> **WORK TO COMPLETE**
Write out the full listing again, exactly as it stands.

> **Entries with figure data**
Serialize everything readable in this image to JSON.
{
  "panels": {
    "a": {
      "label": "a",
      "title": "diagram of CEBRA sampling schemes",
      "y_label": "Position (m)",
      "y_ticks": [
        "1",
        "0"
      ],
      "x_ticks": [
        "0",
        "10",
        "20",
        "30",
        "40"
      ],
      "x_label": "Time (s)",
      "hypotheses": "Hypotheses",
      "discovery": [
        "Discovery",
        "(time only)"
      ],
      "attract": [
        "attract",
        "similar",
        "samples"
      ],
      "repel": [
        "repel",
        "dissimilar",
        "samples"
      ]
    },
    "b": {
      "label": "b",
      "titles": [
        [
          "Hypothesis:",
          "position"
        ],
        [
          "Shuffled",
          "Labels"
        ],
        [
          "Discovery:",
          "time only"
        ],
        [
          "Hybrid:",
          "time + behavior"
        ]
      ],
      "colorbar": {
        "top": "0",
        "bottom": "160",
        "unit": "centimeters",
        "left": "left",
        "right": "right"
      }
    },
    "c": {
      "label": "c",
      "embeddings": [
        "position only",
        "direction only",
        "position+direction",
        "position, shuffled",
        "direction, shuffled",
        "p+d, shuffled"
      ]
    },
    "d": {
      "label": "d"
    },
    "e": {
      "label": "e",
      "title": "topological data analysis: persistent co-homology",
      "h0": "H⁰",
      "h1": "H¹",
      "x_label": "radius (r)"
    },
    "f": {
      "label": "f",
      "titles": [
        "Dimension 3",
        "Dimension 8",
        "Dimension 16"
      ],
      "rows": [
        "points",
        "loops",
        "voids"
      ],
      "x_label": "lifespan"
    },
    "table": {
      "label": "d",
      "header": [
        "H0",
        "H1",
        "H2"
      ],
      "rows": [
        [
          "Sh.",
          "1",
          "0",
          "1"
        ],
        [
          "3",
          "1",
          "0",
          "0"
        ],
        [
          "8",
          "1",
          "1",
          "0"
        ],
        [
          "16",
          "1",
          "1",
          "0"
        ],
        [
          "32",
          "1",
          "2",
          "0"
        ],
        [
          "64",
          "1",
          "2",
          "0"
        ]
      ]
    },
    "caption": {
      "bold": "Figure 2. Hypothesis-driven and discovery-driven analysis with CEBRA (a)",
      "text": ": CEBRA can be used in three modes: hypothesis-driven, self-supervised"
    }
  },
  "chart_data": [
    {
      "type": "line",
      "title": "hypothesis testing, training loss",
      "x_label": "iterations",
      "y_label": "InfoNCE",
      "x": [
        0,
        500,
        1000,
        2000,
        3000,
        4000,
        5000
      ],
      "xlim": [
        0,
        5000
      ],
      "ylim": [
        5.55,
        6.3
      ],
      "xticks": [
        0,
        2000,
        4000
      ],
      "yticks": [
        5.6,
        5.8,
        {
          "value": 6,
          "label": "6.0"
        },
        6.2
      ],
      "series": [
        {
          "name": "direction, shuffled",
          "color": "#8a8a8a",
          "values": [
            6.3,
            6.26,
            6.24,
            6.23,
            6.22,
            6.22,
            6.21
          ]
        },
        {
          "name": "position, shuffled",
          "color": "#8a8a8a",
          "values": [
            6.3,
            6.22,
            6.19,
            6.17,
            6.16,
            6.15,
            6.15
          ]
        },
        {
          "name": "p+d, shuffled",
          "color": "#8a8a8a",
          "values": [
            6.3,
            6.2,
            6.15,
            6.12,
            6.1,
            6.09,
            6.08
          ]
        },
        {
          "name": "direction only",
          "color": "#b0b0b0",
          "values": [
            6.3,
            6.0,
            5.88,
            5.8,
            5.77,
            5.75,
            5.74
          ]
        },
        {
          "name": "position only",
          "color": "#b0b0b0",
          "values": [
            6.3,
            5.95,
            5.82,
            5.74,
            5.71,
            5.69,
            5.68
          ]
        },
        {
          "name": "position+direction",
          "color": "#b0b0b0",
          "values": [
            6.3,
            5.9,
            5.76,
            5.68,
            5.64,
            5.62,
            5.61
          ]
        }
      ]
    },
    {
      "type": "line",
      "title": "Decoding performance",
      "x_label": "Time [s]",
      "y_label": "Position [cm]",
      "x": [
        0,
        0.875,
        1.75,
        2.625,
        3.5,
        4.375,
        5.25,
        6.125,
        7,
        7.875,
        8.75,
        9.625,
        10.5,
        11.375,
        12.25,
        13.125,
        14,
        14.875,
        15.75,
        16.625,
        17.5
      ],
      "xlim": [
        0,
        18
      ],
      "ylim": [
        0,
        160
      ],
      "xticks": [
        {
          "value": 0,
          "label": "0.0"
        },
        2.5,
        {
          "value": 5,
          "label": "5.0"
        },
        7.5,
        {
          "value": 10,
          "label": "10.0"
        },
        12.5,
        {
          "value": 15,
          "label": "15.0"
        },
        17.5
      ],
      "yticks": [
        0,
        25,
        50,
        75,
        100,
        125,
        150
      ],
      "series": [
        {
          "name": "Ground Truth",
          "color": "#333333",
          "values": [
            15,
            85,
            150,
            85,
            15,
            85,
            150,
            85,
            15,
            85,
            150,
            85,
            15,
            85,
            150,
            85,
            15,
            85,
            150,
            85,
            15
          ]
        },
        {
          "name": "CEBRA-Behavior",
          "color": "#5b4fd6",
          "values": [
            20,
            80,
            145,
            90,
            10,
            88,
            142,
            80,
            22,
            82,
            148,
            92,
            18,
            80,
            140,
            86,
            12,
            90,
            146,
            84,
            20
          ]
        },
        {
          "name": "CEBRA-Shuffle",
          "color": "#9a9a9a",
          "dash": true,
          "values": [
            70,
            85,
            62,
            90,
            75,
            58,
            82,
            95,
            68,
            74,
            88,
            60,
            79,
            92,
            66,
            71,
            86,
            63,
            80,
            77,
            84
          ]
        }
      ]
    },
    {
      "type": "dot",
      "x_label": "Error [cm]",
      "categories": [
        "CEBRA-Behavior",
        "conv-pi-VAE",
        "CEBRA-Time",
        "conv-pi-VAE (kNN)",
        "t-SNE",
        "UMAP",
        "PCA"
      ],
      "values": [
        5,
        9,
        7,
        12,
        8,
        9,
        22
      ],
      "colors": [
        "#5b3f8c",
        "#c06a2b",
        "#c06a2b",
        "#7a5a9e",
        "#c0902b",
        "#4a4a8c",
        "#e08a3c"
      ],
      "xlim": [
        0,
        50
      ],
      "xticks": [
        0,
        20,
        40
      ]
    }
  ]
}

> **RESULT BELOW**
Serialize everything readable in this image to JSON.
{
  "panels": {
    "a": {
      "label": "a",
      "title": "diagram of CEBRA sampling schemes",
      "y_label": "Position (m)",
      "y_ticks": [
        "1",
        "0"
      ],
      "x_ticks": [
        "0",
        "10",
        "20",
        "30",
        "40"
      ],
      "x_label": "Time (s)",
      "hypotheses": "Hypotheses",
      "discovery": [
        "Discovery",
        "(time only)"
      ],
      "attract": [
        "attract",
        "similar",
        "samples"
      ],
      "repel": [
        "repel",
        "dissimilar",
        "samples"
      ]
    },
    "b": {
      "label": "b",
      "titles": [
        [
          "Hypothesis:",
          "position"
        ],
        [
          "Shuffled",
          "Labels"
        ],
        [
          "Discovery:",
          "time only"
        ],
        [
          "Hybrid:",
          "time + behavior"
        ]
      ],
      "colorbar": {
        "top": "0",
        "bottom": "160",
        "unit": "centimeters",
        "left": "left",
        "right": "right"
      }
    },
    "c": {
      "label": "c",
      "embeddings": [
        "position only",
        "direction only",
        "position+direction",
        "position, shuffled",
        "direction, shuffled",
        "p+d, shuffled"
      ]
    },
    "d": {
      "label": "d"
    },
    "e": {
      "label": "e",
      "title": "topological data analysis: persistent co-homology",
      "h0": "H⁰",
      "h1": "H¹",
      "x_label": "radius (r)"
    },
    "f": {
      "label": "f",
      "titles": [
        "Dimension 3",
        "Dimension 8",
        "Dimension 16"
      ],
      "rows": [
        "points",
        "loops",
        "voids"
      ],
      "x_label": "lifespan"
    },
    "table": {
      "label": "d",
      "header": [
        "H0",
        "H1",
        "H2"
      ],
      "rows": [
        [
          "Sh.",
          "1",
          "0",
          "1"
        ],
        [
          "3",
          "1",
          "0",
          "0"
        ],
        [
          "8",
          "1",
          "1",
          "0"
        ],
        [
          "16",
          "1",
          "1",
          "0"
        ],
        [
          "32",
          "1",
          "2",
          "0"
        ],
        [
          "64",
          "1",
          "2",
          "0"
        ]
      ]
    },
    "caption": {
      "bold": "Figure 2. Hypothesis-driven and discovery-driven analysis with CEBRA (a)",
      "text": ": CEBRA can be used in three modes: hypothesis-driven, self-supervised"
    }
  },
  "chart_data": [
    {
      "type": "line",
      "title": "hypothesis testing, training loss",
      "x_label": "iterations",
      "y_label": "InfoNCE",
      "x": [
        0,
        500,
        1000,
        2000,
        3000,
        4000,
        5000
      ],
      "xlim": [
        0,
        5000
      ],
      "ylim": [
        5.55,
        6.3
      ],
      "xticks": [
        0,
        2000,
        4000
      ],
      "yticks": [
        5.6,
        5.8,
        {
          "value": 6,
          "label": "6.0"
        },
        6.2
      ],
      "series": [
        {
          "name": "direction, shuffled",
          "color": "#8a8a8a",
          "values": [
            6.3,
            6.26,
            6.24,
            6.23,
            6.22,
            6.22,
            6.21
          ]
        },
        {
          "name": "position, shuffled",
          "color": "#8a8a8a",
          "values": [
            6.3,
            6.22,
            6.19,
            6.17,
            6.16,
            6.15,
            6.15
          ]
        },
        {
          "name": "p+d, shuffled",
          "color": "#8a8a8a",
          "values": [
            6.3,
            6.2,
            6.15,
            6.12,
            6.1,
            6.09,
            6.08
          ]
        },
        {
          "name": "direction only",
          "color": "#b0b0b0",
          "values": [
            6.3,
            6.0,
            5.88,
            5.8,
            5.77,
            5.75,
            5.74
          ]
        },
        {
          "name": "position only",
          "color": "#b0b0b0",
          "values": [
            6.3,
            5.95,
            5.82,
            5.74,
            5.71,
            5.69,
            5.68
          ]
        },
        {
          "name": "position+direction",
          "color": "#b0b0b0",
          "values": [
            6.3,
            5.9,
            5.76,
            5.68,
            5.64,
            5.62,
            5.61
          ]
        }
      ]
    },
    {
      "type": "line",
      "title": "Decoding performance",
      "x_label": "Time [s]",
      "y_label": "Position [cm]",
      "x": [
        0,
        0.875,
        1.75,
        2.625,
        3.5,
        4.375,
        5.25,
        6.125,
        7,
        7.875,
        8.75,
        9.625,
        10.5,
        11.375,
        12.25,
        13.125,
        14,
        14.875,
        15.75,
        16.625,
        17.5
      ],
      "xlim": [
        0,
        18
      ],
      "ylim": [
        0,
        160
      ],
      "xticks": [
        {
          "value": 0,
          "label": "0.0"
        },
        2.5,
        {
          "value": 5,
          "label": "5.0"
        },
        7.5,
        {
          "value": 10,
          "label": "10.0"
        },
        12.5,
        {
          "value": 15,
          "label": "15.0"
        },
        17.5
      ],
      "yticks": [
        0,
        25,
        50,
        75,
        100,
        125,
        150
      ],
      "series": [
        {
          "name": "Ground Truth",
          "color": "#333333",
          "values": [
            15,
            85,
            150,
            85,
            15,
            85,
            150,
            85,
            15,
            85,
            150,
            85,
            15,
            85,
            150,
            85,
            15,
            85,
            150,
            85,
            15
          ]
        },
        {
          "name": "CEBRA-Behavior",
          "color": "#5b4fd6",
          "values": [
            20,
            80,
            145,
            90,
            10,
            88,
            142,
            80,
            22,
            82,
            148,
            92,
            18,
            80,
            140,
            86,
            12,
            90,
            146,
            84,
            20
          ]
        },
        {
          "name": "CEBRA-Shuffle",
          "color": "#9a9a9a",
          "dash": true,
          "values": [
            70,
            85,
            62,
            90,
            75,
            58,
            82,
            95,
            68,
            74,
            88,
            60,
            79,
            92,
            66,
            71,
            86,
            63,
            80,
            77,
            84
          ]
        }
      ]
    },
    {
      "type": "dot",
      "x_label": "Error [cm]",
      "categories": [
        "CEBRA-Behavior",
        "conv-pi-VAE",
        "CEBRA-Time",
        "conv-pi-VAE (kNN)",
        "t-SNE",
        "UMAP",
        "PCA"
      ],
      "values": [
        5,
        9,
        7,
        12,
        8,
        9,
        22
      ],
      "colors": [
        "#5b3f8c",
        "#c06a2b",
        "#c06a2b",
        "#7a5a9e",
        "#c0902b",
        "#4a4a8c",
        "#e08a3c"
      ],
      "xlim": [
        0,
        50
      ],
      "xticks": [
        0,
        20,
        40
      ]
    }
  ]
}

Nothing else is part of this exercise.